Given instruction: Write out the entries again exactly as they are given.

Stored entries
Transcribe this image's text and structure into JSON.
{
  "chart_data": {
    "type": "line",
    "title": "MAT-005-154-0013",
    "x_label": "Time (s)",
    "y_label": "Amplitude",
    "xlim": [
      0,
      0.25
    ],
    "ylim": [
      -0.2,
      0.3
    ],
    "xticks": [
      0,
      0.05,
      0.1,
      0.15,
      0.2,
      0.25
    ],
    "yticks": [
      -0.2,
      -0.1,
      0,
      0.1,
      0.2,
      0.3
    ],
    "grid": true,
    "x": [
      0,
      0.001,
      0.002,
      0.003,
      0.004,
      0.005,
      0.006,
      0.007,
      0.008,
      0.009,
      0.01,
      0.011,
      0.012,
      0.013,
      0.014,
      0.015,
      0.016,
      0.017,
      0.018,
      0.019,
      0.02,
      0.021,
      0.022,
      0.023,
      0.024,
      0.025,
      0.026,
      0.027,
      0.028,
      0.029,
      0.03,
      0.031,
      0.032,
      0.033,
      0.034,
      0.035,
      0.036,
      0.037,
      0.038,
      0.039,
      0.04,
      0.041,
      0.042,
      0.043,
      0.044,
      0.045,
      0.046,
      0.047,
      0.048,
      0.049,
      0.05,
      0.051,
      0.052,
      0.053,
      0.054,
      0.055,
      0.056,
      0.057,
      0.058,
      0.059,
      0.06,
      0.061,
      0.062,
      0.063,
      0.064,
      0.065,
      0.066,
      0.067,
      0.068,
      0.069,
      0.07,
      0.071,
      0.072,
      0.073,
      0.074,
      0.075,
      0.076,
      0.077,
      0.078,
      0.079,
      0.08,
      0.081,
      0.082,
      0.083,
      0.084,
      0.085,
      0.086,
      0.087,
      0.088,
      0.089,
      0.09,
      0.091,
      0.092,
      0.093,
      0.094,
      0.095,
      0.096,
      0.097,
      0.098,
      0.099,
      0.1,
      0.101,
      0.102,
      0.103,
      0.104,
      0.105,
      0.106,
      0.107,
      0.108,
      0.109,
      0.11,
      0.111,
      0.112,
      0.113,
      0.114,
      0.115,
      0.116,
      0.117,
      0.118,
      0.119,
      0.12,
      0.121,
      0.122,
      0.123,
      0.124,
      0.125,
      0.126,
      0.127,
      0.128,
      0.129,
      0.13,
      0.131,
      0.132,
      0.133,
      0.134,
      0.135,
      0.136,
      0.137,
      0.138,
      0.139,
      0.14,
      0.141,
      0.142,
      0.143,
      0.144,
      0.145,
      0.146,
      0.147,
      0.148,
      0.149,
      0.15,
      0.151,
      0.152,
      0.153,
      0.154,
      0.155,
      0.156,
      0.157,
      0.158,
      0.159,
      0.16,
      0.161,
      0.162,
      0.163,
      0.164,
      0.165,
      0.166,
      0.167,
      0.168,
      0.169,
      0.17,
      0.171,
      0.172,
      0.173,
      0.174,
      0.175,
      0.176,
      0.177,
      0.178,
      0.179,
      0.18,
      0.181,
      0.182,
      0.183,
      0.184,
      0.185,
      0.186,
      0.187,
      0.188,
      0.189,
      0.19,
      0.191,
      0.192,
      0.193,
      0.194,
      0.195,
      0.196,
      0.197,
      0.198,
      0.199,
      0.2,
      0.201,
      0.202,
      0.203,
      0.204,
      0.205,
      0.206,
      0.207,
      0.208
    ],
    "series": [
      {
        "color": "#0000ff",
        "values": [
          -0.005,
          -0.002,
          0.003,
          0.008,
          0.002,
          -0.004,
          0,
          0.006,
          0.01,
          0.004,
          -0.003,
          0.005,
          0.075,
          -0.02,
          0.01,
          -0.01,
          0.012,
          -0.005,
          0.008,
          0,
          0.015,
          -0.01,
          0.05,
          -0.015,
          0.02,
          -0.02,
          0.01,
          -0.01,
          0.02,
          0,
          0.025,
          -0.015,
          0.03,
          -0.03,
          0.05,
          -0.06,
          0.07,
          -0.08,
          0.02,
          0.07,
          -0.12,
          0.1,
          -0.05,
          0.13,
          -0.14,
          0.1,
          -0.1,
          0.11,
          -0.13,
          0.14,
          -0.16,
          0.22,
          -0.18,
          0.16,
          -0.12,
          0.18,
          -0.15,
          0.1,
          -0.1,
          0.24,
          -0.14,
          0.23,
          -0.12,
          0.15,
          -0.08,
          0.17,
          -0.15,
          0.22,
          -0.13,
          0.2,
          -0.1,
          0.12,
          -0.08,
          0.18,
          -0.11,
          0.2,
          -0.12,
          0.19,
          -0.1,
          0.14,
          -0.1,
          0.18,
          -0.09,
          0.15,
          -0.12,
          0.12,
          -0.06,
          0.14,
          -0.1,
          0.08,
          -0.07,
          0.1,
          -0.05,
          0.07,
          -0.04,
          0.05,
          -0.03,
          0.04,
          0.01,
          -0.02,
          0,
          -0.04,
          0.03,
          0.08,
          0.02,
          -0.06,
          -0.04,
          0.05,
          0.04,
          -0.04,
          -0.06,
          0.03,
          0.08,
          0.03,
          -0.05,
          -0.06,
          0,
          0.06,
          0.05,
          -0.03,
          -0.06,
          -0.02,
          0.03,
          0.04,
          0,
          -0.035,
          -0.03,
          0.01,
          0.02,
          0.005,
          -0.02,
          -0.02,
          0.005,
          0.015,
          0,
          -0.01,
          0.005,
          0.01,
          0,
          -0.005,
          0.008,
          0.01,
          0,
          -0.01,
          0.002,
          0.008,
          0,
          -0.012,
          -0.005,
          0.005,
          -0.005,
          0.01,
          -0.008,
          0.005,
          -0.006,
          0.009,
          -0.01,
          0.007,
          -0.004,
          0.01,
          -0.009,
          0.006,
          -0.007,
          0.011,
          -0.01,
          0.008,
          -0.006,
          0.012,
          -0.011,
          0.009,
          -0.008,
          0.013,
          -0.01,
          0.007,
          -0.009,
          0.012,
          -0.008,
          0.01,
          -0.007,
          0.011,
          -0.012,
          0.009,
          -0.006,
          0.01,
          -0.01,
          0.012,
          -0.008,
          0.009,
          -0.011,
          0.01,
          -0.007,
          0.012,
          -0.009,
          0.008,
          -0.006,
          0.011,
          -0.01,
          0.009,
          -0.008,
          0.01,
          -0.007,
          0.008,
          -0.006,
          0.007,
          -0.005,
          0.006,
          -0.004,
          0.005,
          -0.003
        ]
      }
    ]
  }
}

Complete output:
Transcribe this image's text and structure into JSON.
{
  "chart_data": {
    "type": "line",
    "title": "MAT-005-154-0013",
    "x_label": "Time (s)",
    "y_label": "Amplitude",
    "xlim": [
      0,
      0.25
    ],
    "ylim": [
      -0.2,
      0.3
    ],
    "xticks": [
      0,
      0.05,
      0.1,
      0.15,
      0.2,
      0.25
    ],
    "yticks": [
      -0.2,
      -0.1,
      0,
      0.1,
      0.2,
      0.3
    ],
    "grid": true,
    "x": [
      0,
      0.001,
      0.002,
      0.003,
      0.004,
      0.005,
      0.006,
      0.007,
      0.008,
      0.009,
      0.01,
      0.011,
      0.012,
      0.013,
      0.014,
      0.015,
      0.016,
      0.017,
      0.018,
      0.019,
      0.02,
      0.021,
      0.022,
      0.023,
      0.024,
      0.025,
      0.026,
      0.027,
      0.028,
      0.029,
      0.03,
      0.031,
      0.032,
      0.033,
      0.034,
      0.035,
      0.036,
      0.037,
      0.038,
      0.039,
      0.04,
      0.041,
      0.042,
      0.043,
      0.044,
      0.045,
      0.046,
      0.047,
      0.048,
      0.049,
      0.05,
      0.051,
      0.052,
      0.053,
      0.054,
      0.055,
      0.056,
      0.057,
      0.058,
      0.059,
      0.06,
      0.061,
      0.062,
      0.063,
      0.064,
      0.065,
      0.066,
      0.067,
      0.068,
      0.069,
      0.07,
      0.071,
      0.072,
      0.073,
      0.074,
      0.075,
      0.076,
      0.077,
      0.078,
      0.079,
      0.08,
      0.081,
      0.082,
      0.083,
      0.084,
      0.085,
      0.086,
      0.087,
      0.088,
      0.089,
      0.09,
      0.091,
      0.092,
      0.093,
      0.094,
      0.095,
      0.096,
      0.097,
      0.098,
      0.099,
      0.1,
      0.101,
      0.102,
      0.103,
      0.104,
      0.105,
      0.106,
      0.107,
      0.108,
      0.109,
      0.11,
      0.111,
      0.112,
      0.113,
      0.114,
      0.115,
      0.116,
      0.117,
      0.118,
      0.119,
      0.12,
      0.121,
      0.122,
      0.123,
      0.124,
      0.125,
      0.126,
      0.127,
      0.128,
      0.129,
      0.13,
      0.131,
      0.132,
      0.133,
      0.134,
      0.135,
      0.136,
      0.137,
      0.138,
      0.139,
      0.14,
      0.141,
      0.142,
      0.143,
      0.144,
      0.145,
      0.146,
      0.147,
      0.148,
      0.149,
      0.15,
      0.151,
      0.152,
      0.153,
      0.154,
      0.155,
      0.156,
      0.157,
      0.158,
      0.159,
      0.16,
      0.161,
      0.162,
      0.163,
      0.164,
      0.165,
      0.166,
      0.167,
      0.168,
      0.169,
      0.17,
      0.171,
      0.172,
      0.173,
      0.174,
      0.175,
      0.176,
      0.177,
      0.178,
      0.179,
      0.18,
      0.181,
      0.182,
      0.183,
      0.184,
      0.185,
      0.186,
      0.187,
      0.188,
      0.189,
      0.19,
      0.191,
      0.192,
      0.193,
      0.194,
      0.195,
      0.196,
      0.197,
      0.198,
      0.199,
      0.2,
      0.201,
      0.202,
      0.203,
      0.204,
      0.205,
      0.206,
      0.207,
      0.208
    ],
    "series": [
      {
        "color": "#0000ff",
        "values": [
          -0.005,
          -0.002,
          0.003,
          0.008,
          0.002,
          -0.004,
          0,
          0.006,
          0.01,
          0.004,
          -0.003,
          0.005,
          0.075,
          -0.02,
          0.01,
          -0.01,
          0.012,
          -0.005,
          0.008,
          0,
          0.015,
          -0.01,
          0.05,
          -0.015,
          0.02,
          -0.02,
          0.01,
          -0.01,
          0.02,
          0,
          0.025,
          -0.015,
          0.03,
          -0.03,
          0.05,
          -0.06,
          0.07,
          -0.08,
          0.02,
          0.07,
          -0.12,
          0.1,
          -0.05,
          0.13,
          -0.14,
          0.1,
          -0.1,
          0.11,
          -0.13,
          0.14,
          -0.16,
          0.22,
          -0.18,
          0.16,
          -0.12,
          0.18,
          -0.15,
          0.1,
          -0.1,
          0.24,
          -0.14,
          0.23,
          -0.12,
          0.15,
          -0.08,
          0.17,
          -0.15,
          0.22,
          -0.13,
          0.2,
          -0.1,
          0.12,
          -0.08,
          0.18,
          -0.11,
          0.2,
          -0.12,
          0.19,
          -0.1,
          0.14,
          -0.1,
          0.18,
          -0.09,
          0.15,
          -0.12,
          0.12,
          -0.06,
          0.14,
          -0.1,
          0.08,
          -0.07,
          0.1,
          -0.05,
          0.07,
          -0.04,
          0.05,
          -0.03,
          0.04,
          0.01,
          -0.02,
          0,
          -0.04,
          0.03,
          0.08,
          0.02,
          -0.06,
          -0.04,
          0.05,
          0.04,
          -0.04,
          -0.06,
          0.03,
          0.08,
          0.03,
          -0.05,
          -0.06,
          0,
          0.06,
          0.05,
          -0.03,
          -0.06,
          -0.02,
          0.03,
          0.04,
          0,
          -0.035,
          -0.03,
          0.01,
          0.02,
          0.005,
          -0.02,
          -0.02,
          0.005,
          0.015,
          0,
          -0.01,
          0.005,
          0.01,
          0,
          -0.005,
          0.008,
          0.01,
          0,
          -0.01,
          0.002,
          0.008,
          0,
          -0.012,
          -0.005,
          0.005,
          -0.005,
          0.01,
          -0.008,
          0.005,
          -0.006,
          0.009,
          -0.01,
          0.007,
          -0.004,
          0.01,
          -0.009,
          0.006,
          -0.007,
          0.011,
          -0.01,
          0.008,
          -0.006,
          0.012,
          -0.011,
          0.009,
          -0.008,
          0.013,
          -0.01,
          0.007,
          -0.009,
          0.012,
          -0.008,
          0.01,
          -0.007,
          0.011,
          -0.012,
          0.009,
          -0.006,
          0.01,
          -0.01,
          0.012,
          -0.008,
          0.009,
          -0.011,
          0.01,
          -0.007,
          0.012,
          -0.009,
          0.008,
          -0.006,
          0.011,
          -0.01,
          0.009,
          -0.008,
          0.01,
          -0.007,
          0.008,
          -0.006,
          0.007,
          -0.005,
          0.006,
          -0.004,
          0.005,
          -0.003
        ]
      }
    ]
  }
}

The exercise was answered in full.